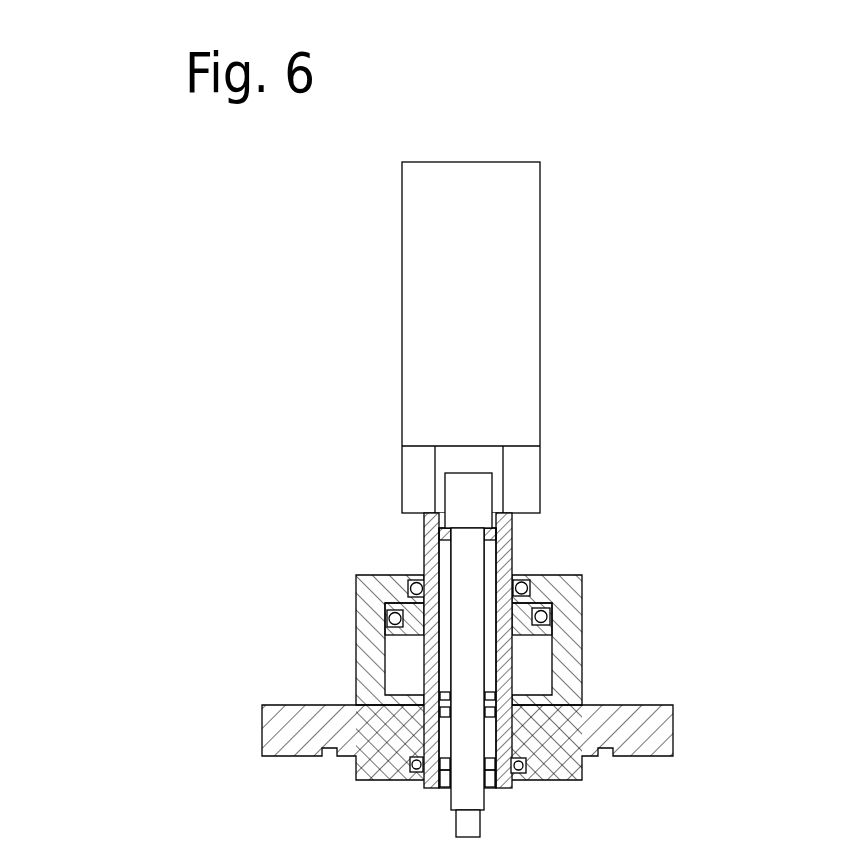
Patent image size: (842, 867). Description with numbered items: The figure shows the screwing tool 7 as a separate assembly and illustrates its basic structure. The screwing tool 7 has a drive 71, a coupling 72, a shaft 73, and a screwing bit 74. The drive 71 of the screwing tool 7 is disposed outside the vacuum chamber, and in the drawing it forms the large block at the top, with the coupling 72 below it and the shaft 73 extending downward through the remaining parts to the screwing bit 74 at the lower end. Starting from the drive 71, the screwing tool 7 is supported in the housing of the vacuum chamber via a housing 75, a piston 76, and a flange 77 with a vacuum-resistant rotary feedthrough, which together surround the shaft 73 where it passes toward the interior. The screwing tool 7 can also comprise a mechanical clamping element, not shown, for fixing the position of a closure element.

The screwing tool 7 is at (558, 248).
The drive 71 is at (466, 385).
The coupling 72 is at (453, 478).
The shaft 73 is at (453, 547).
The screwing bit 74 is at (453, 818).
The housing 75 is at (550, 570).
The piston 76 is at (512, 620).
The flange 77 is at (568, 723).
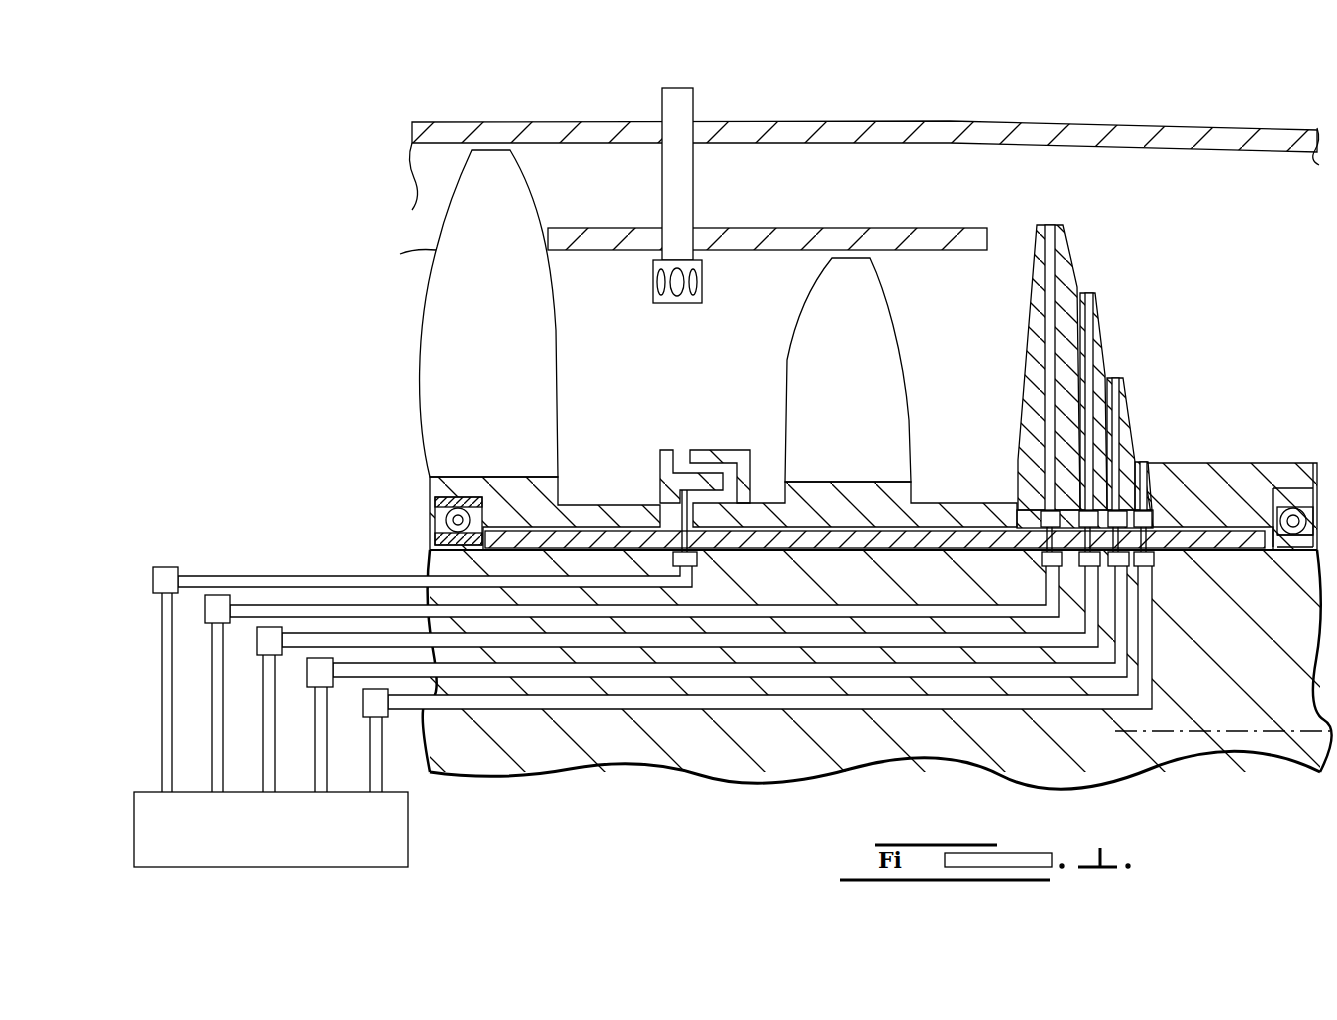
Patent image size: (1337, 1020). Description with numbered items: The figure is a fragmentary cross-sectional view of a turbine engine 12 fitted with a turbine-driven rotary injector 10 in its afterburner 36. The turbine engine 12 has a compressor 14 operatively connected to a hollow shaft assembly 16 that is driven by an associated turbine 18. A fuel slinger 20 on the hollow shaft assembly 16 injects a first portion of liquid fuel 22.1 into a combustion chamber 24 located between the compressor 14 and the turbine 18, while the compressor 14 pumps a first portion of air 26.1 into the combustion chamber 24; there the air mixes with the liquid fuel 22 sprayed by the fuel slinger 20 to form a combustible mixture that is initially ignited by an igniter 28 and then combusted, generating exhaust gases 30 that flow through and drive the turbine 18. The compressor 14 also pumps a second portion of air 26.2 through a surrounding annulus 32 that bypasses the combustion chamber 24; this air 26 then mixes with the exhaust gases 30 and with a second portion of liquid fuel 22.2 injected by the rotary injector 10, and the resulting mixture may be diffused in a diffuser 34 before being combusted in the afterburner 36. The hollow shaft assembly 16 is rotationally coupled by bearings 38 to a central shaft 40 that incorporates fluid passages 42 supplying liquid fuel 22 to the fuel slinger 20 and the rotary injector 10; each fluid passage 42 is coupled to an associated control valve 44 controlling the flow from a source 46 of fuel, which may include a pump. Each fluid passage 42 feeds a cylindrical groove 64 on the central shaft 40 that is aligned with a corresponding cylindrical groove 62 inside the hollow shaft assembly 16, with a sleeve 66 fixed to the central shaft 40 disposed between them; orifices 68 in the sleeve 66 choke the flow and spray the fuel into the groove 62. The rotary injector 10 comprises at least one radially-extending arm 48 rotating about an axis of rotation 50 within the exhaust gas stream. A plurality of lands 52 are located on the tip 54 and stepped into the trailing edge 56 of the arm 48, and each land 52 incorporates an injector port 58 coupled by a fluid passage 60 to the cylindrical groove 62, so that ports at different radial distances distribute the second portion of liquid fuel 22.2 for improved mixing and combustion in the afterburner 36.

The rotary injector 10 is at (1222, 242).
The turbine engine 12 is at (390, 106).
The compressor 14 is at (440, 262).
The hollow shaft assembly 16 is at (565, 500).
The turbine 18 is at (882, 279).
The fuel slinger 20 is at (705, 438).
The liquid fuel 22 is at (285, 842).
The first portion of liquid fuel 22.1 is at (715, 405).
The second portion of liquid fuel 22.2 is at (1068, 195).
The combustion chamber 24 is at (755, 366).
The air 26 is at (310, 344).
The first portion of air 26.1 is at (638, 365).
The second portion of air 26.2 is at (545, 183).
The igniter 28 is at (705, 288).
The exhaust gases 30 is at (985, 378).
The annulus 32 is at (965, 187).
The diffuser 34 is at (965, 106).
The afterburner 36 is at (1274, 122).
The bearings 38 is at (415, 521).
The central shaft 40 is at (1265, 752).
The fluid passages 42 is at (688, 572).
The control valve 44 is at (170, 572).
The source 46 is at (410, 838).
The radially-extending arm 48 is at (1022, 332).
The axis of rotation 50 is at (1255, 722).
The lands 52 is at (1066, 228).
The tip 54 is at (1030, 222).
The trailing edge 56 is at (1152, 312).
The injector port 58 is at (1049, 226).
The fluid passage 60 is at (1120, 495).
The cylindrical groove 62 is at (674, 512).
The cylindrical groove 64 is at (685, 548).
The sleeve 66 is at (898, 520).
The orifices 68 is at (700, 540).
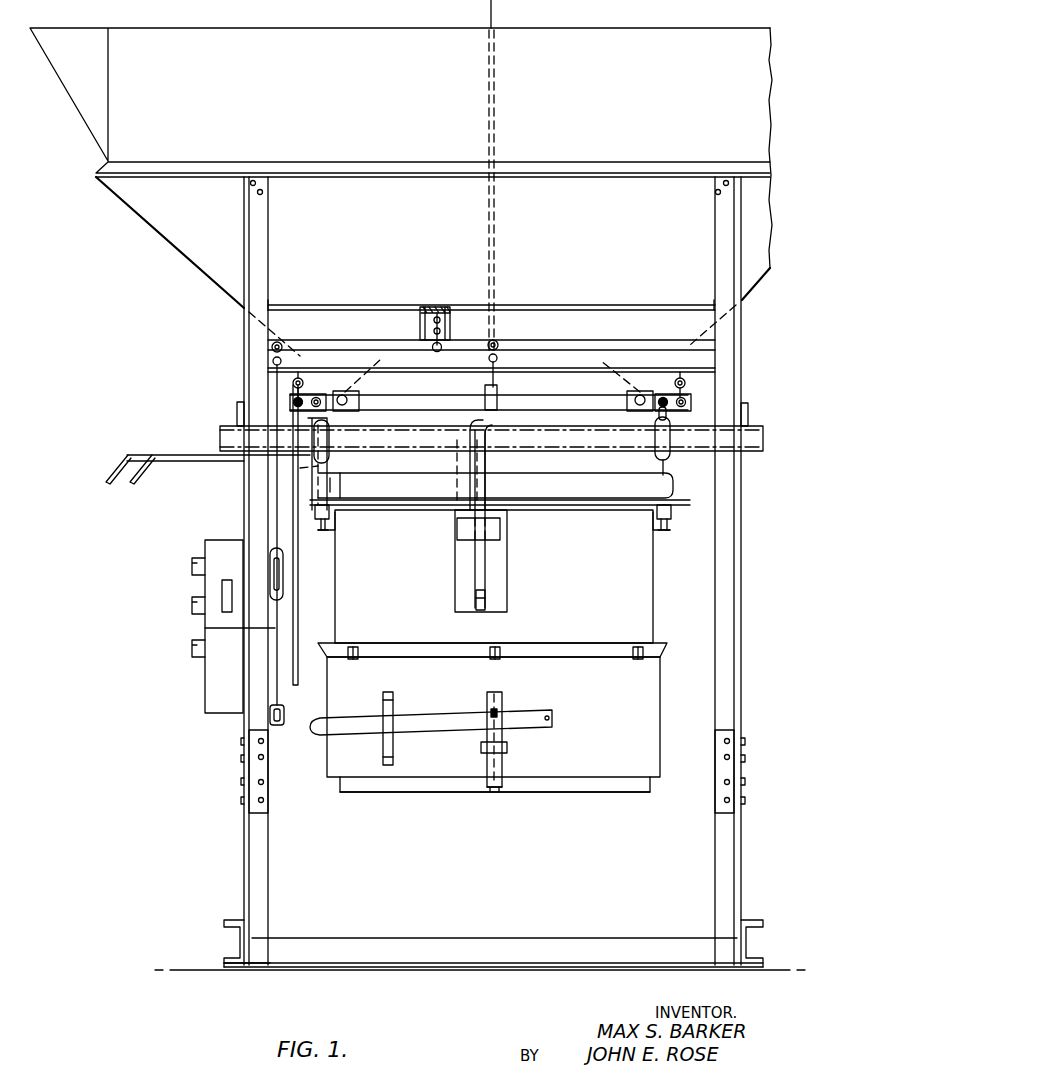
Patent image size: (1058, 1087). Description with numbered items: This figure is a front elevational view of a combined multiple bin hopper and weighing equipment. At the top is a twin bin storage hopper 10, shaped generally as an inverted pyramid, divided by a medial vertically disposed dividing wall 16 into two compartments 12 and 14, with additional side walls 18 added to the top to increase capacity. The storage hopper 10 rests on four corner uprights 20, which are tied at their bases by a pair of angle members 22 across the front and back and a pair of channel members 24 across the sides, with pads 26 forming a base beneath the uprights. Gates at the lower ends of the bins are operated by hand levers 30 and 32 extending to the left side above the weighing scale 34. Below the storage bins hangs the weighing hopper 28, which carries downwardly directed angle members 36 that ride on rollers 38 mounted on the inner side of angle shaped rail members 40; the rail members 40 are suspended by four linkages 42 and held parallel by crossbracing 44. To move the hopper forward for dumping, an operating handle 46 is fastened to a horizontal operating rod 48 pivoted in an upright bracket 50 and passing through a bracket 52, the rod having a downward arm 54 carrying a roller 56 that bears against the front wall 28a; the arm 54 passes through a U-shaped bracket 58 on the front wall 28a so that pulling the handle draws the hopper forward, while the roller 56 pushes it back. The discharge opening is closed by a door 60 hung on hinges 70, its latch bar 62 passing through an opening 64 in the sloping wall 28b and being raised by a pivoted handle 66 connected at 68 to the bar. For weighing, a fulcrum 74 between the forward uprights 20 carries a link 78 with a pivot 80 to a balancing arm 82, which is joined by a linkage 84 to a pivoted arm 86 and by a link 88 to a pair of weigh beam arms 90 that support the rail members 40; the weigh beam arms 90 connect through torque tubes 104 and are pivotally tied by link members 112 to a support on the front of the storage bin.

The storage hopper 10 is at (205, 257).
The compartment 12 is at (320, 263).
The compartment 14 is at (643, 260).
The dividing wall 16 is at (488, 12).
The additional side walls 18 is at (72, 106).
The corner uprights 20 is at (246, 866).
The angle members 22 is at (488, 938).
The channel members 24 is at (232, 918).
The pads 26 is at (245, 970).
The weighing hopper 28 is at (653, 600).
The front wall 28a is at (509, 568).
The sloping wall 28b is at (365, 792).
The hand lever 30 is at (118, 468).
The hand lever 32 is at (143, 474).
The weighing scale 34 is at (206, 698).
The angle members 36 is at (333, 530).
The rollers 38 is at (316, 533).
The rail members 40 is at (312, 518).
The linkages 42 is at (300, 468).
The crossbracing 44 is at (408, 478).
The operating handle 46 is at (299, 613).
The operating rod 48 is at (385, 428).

**EXERCISE**
Update all three items above by replacing "Patent image size" with "Drawing size" wherever it appears, changing nothing else. Leave the pictures out of your answer.

**EXERCISE RESULT**
Drawing size: (842, 867). Description with numbered items: The figure shows the screwing tool 7 as a separate assembly and illustrates its basic structure. The screwing tool 7 has a drive 71, a coupling 72, a shaft 73, and a screwing bit 74. The drive 71 of the screwing tool 7 is disposed outside the vacuum chamber, and in the drawing it forms the large block at the top, with the coupling 72 below it and the shaft 73 extending downward through the remaining parts to the screwing bit 74 at the lower end. Starting from the drive 71, the screwing tool 7 is supported in the housing of the vacuum chamber via a housing 75, a piston 76, and a flange 77 with a vacuum-resistant rotary feedthrough, which together surround the shaft 73 where it passes toward the interior. The screwing tool 7 can also comprise a mechanical clamping element, not shown, for fixing the position of a closure element.

The screwing tool 7 is at (558, 248).
The drive 71 is at (466, 385).
The coupling 72 is at (453, 478).
The shaft 73 is at (453, 547).
The screwing bit 74 is at (453, 818).
The housing 75 is at (550, 570).
The piston 76 is at (512, 620).
The flange 77 is at (568, 723).
Drawing size: (1337, 1020). Description with numbered items: The figure is a fragmentary cross-sectional view of a turbine engine 12 fitted with a turbine-driven rotary injector 10 in its afterburner 36. The turbine engine 12 has a compressor 14 operatively connected to a hollow shaft assembly 16 that is driven by an associated turbine 18. A fuel slinger 20 on the hollow shaft assembly 16 injects a first portion of liquid fuel 22.1 into a combustion chamber 24 located between the compressor 14 and the turbine 18, while the compressor 14 pumps a first portion of air 26.1 into the combustion chamber 24; there the air mixes with the liquid fuel 22 sprayed by the fuel slinger 20 to form a combustible mixture that is initially ignited by an igniter 28 and then combusted, generating exhaust gases 30 that flow through and drive the turbine 18. The compressor 14 also pumps a second portion of air 26.2 through a surrounding annulus 32 that bypasses the combustion chamber 24; this air 26 then mixes with the exhaust gases 30 and with a second portion of liquid fuel 22.2 injected by the rotary injector 10, and the resulting mixture may be diffused in a diffuser 34 before being combusted in the afterburner 36. The hollow shaft assembly 16 is rotationally coupled by bearings 38 to a central shaft 40 that incorporates fluid passages 42 supplying liquid fuel 22 to the fuel slinger 20 and the rotary injector 10; each fluid passage 42 is coupled to an associated control valve 44 controlling the flow from a source 46 of fuel, which may include a pump. Each fluid passage 42 feeds a cylindrical groove 64 on the central shaft 40 that is aligned with a corresponding cylindrical groove 62 inside the hollow shaft assembly 16, with a sleeve 66 fixed to the central shaft 40 disposed between them; orifices 68 in the sleeve 66 choke the flow and spray the fuel into the groove 62. The rotary injector 10 comprises at least one radially-extending arm 48 rotating about an axis of rotation 50 within the exhaust gas stream. A plurality of lands 52 are located on the tip 54 and stepped into the trailing edge 56 of the arm 48, and each land 52 incorporates an injector port 58 coupled by a fluid passage 60 to the cylindrical groove 62, so that ports at different radial distances distribute the second portion of liquid fuel 22.2 for improved mixing and combustion in the afterburner 36.

The rotary injector 10 is at (1222, 242).
The turbine engine 12 is at (390, 106).
The compressor 14 is at (440, 262).
The hollow shaft assembly 16 is at (565, 500).
The turbine 18 is at (882, 279).
The fuel slinger 20 is at (705, 438).
The liquid fuel 22 is at (285, 842).
The first portion of liquid fuel 22.1 is at (715, 405).
The second portion of liquid fuel 22.2 is at (1068, 195).
The combustion chamber 24 is at (755, 366).
The air 26 is at (310, 344).
The first portion of air 26.1 is at (638, 365).
The second portion of air 26.2 is at (545, 183).
The igniter 28 is at (705, 288).
The exhaust gases 30 is at (985, 378).
The annulus 32 is at (965, 187).
The diffuser 34 is at (965, 106).
The afterburner 36 is at (1274, 122).
The bearings 38 is at (415, 521).
The central shaft 40 is at (1265, 752).
The fluid passages 42 is at (688, 572).
The control valve 44 is at (170, 572).
The source 46 is at (410, 838).
The radially-extending arm 48 is at (1022, 332).
The axis of rotation 50 is at (1255, 722).
The lands 52 is at (1066, 228).
The tip 54 is at (1030, 222).
The trailing edge 56 is at (1152, 312).
The injector port 58 is at (1049, 226).
The fluid passage 60 is at (1120, 495).
The cylindrical groove 62 is at (674, 512).
The cylindrical groove 64 is at (685, 548).
The sleeve 66 is at (898, 520).
The orifices 68 is at (700, 540).
Drawing size: (1058, 1087). Description with numbered items: This figure is a front elevational view of a combined multiple bin hopper and weighing equipment. At the top is a twin bin storage hopper 10, shaped generally as an inverted pyramid, divided by a medial vertically disposed dividing wall 16 into two compartments 12 and 14, with additional side walls 18 added to the top to increase capacity. The storage hopper 10 rests on four corner uprights 20, which are tied at their bases by a pair of angle members 22 across the front and back and a pair of channel members 24 across the sides, with pads 26 forming a base beneath the uprights. Gates at the lower ends of the bins are operated by hand levers 30 and 32 extending to the left side above the weighing scale 34. Below the storage bins hangs the weighing hopper 28, which carries downwardly directed angle members 36 that ride on rollers 38 mounted on the inner side of angle shaped rail members 40; the rail members 40 are suspended by four linkages 42 and held parallel by crossbracing 44. To move the hopper forward for dumping, an operating handle 46 is fastened to a horizontal operating rod 48 pivoted in an upright bracket 50 and passing through a bracket 52, the rod having a downward arm 54 carrying a roller 56 that bears against the front wall 28a; the arm 54 passes through a U-shaped bracket 58 on the front wall 28a so that pulling the handle draws the hopper forward, while the roller 56 pushes it back. The discharge opening is closed by a door 60 hung on hinges 70, its latch bar 62 passing through an opening 64 in the sloping wall 28b and being raised by a pivoted handle 66 connected at 68 to the bar. For weighing, a fulcrum 74 between the forward uprights 20 carries a link 78 with a pivot 80 to a balancing arm 82, which is joined by a linkage 84 to a pivoted arm 86 and by a link 88 to a pair of weigh beam arms 90 that support the rail members 40; the weigh beam arms 90 connect through torque tubes 104 and are pivotally tied by link members 112 to a support on the front of the storage bin.

The storage hopper 10 is at (205, 257).
The compartment 12 is at (320, 263).
The compartment 14 is at (643, 260).
The dividing wall 16 is at (488, 12).
The additional side walls 18 is at (72, 106).
The corner uprights 20 is at (246, 866).
The angle members 22 is at (488, 938).
The channel members 24 is at (232, 918).
The pads 26 is at (245, 970).
The weighing hopper 28 is at (653, 600).
The front wall 28a is at (509, 568).
The sloping wall 28b is at (365, 792).
The hand lever 30 is at (118, 468).
The hand lever 32 is at (143, 474).
The weighing scale 34 is at (206, 698).
The angle members 36 is at (333, 530).
The rollers 38 is at (316, 533).
The rail members 40 is at (312, 518).
The linkages 42 is at (300, 468).
The crossbracing 44 is at (408, 478).
The operating handle 46 is at (299, 613).
The operating rod 48 is at (385, 428).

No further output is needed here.